-- BEGIN LISTED ENTRIES --
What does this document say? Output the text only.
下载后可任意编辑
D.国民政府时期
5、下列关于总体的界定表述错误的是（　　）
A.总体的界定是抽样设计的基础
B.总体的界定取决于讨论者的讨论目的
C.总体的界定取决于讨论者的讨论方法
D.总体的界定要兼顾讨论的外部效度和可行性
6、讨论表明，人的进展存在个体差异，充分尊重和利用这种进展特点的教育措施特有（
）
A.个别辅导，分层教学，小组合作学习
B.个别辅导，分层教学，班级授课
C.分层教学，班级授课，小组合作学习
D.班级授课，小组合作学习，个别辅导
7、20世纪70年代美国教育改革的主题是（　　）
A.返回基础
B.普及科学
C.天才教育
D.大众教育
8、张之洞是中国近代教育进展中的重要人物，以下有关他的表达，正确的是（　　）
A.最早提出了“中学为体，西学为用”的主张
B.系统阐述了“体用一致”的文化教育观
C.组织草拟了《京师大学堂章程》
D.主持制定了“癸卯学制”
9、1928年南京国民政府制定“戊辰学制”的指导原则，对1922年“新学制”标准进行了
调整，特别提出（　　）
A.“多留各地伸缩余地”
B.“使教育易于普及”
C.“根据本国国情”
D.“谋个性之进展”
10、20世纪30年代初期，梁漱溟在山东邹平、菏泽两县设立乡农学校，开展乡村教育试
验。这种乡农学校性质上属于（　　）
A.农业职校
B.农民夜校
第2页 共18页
-- END LISTED ENTRIES --
_PROBLEM REQUIREMENTS_:
In the records above, find the lines containing "分层教学" and copy them.

_SOLUTION TO THE EXERCISE_:
A.个别辅导，分层教学，小组合作学习
B.个别辅导，分层教学，班级授课
C.分层教学，班级授课，小组合作学习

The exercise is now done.